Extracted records
^^^^^^^^
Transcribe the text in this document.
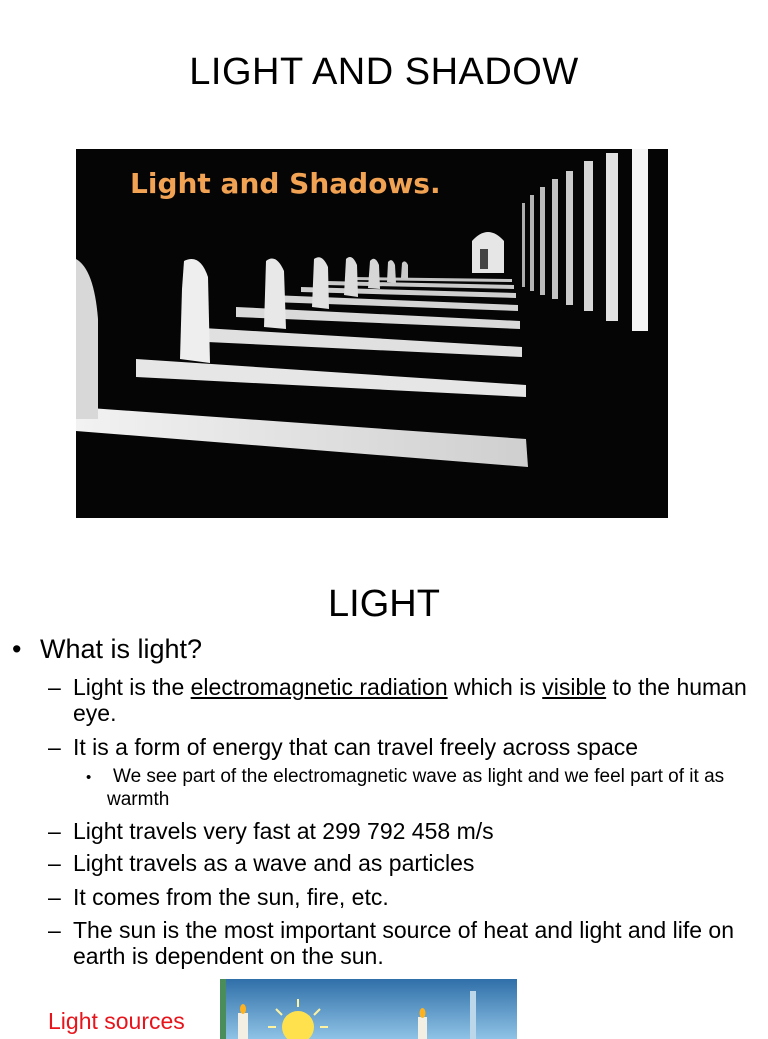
LIGHT AND SHADOW
Light and Shadows.
LIGHT
• What is light?
– Light is the electromagnetic radiation which is visible to the human eye.
– It is a form of energy that can travel freely across space
• We see part of the electromagnetic wave as light and we feel part of it as warmth
– Light travels very fast at 299 792 458 m/s
– Light travels as a wave and as particles
– It comes from the sun, fire, etc.
– The sun is the most important source of heat and light and life on earth is dependent on the sun.
Light sources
^^^^^^^^
**Work required:**
Pictures in the records above should not be copied. Repeat everything else exactly.

**Reply to the task:**
Transcribe the text in this document.
LIGHT AND SHADOW
Light and Shadows.
LIGHT
• What is light?
– Light is the electromagnetic radiation which is visible to the human eye.
– It is a form of energy that can travel freely across space
• We see part of the electromagnetic wave as light and we feel part of it as warmth
– Light travels very fast at 299 792 458 m/s
– Light travels as a wave and as particles
– It comes from the sun, fire, etc.
– The sun is the most important source of heat and light and life on earth is dependent on the sun.
Light sources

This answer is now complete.